─── Trecho da página

Apesar de se vender como um clone de GTA IV, Mafia II é bastante linear por esta falta de opções na cidade e, recriando o pior dos jogos antigos do gênero (GTA III mesmo), também temos a chatice de dirigir longas distâncias até o local aonde sua missão vai efetivamente começar. Os produtores acham que isso realmente é uma boa idéia, porque quase todas as missões ocorrem exatamente do lado oposto da cidade onde você está. Isso significa que, se por algum azar do destino, você morrer pelo caminho, terá de recomeçar de novo lá de trás. Os saves são todos automáticos, só quando rola algum avanço na história, nos populares checkpoints, então é comum você roubar umas lojas para juntar dinheiro, morrer no caminho pra missão e ter que começar de novo.

UM JOGO QUE PARECE SER DE OITO ANOS ATRÁS

Sobre a engine que mencionei acima, é isso mesmo, o jogo pega emprestado um sistema gráfico muito parecido com o do primeiro Mafia, de oito anos atrás. Arrisco que Lost Heaven tinha um cenário mais diversificado do que Empire Bay (autódromo, aeroporto, campo, etc). Isso fica bastante claro quando você tenta se localizar na cidade sem ter de recorrer ao mapa (e aguardar um pequeno loading) e começa a reparar que já passou por ali antes ou viu aquele mesmo prédio em outro lugar. O interior dos locais também não é muito inspirado, passando uma impressão de naftalina.

──────
─── Material fornecido

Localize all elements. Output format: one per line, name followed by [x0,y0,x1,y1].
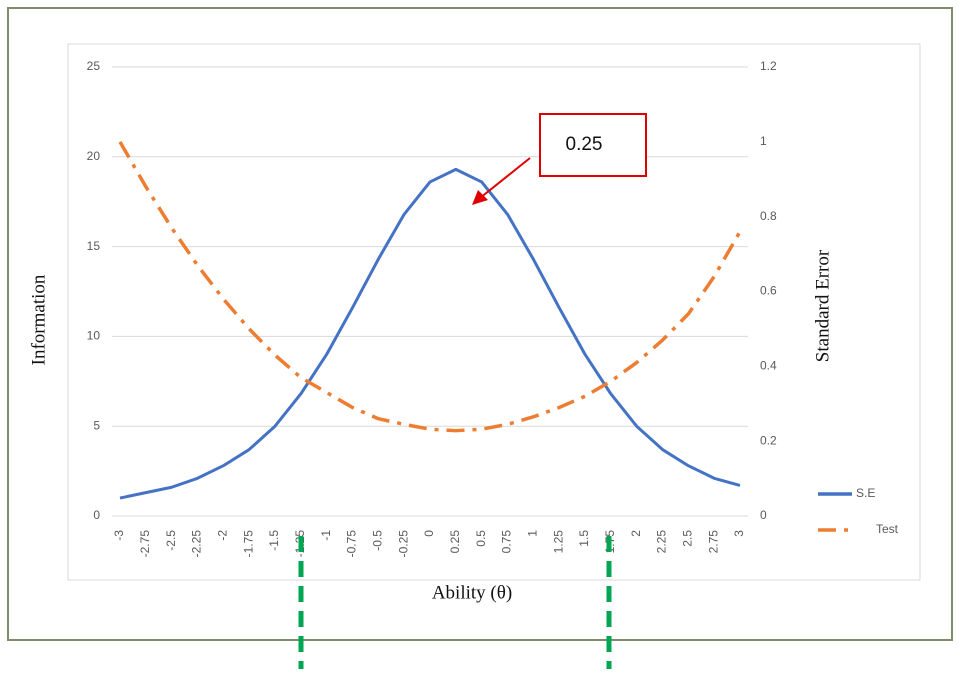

──────

◆ **Enunciado 1**
Reproduza do texto sobre Mafia II tudo o que vai de "Apesar de se" até "começar de novo.".
◆ **Enunciado 2**
Responda com base no texto sobre Mafia II:
(a) De qual jogo Mafia II se vende como clone?
(b) Segundo o texto, quando os saves acontecem?
(c) Que locais são citados como exemplos do cenário de Lost Heaven?
◆ **Enunciado 3**
Traduza para o inglês a seguinte frase do texto sobre Mafia II: "O interior dos locais também não é muito inspirado, passando uma impressão de naftalina."
A listagem constitui um material independente do texto sobre Mafia II.

◆ **Resposta correta 1**
Apesar de se vender como um clone de GTA IV, Mafia II é bastante linear por esta falta de opções na cidade e, recriando o pior dos jogos antigos do gênero (GTA III mesmo), também temos a chatice de dirigir longas distâncias até o local aonde sua missão vai efetivamente começar. Os produtores acham que isso realmente é uma boa idéia, porque quase todas as missões ocorrem exatamente do lado oposto da cidade onde você está. Isso significa que, se por algum azar do destino, você morrer pelo caminho, terá de recomeçar de novo lá de trás. Os saves são todos automáticos, só quando rola algum avanço na história, nos populares checkpoints, então é comum você roubar umas lojas para juntar dinheiro, morrer no caminho pra missão e ter que começar de novo.

◆ **Resposta correta 2**
(a) De GTA IV.
(b) Os saves são todos automáticos e só acontecem quando há algum avanço na história, nos checkpoints.
(c) Autódromo, aeroporto e campo.

◆ **Resposta correta 3**
The interiors of the places aren't very inspired either, giving off an impression of mothballs.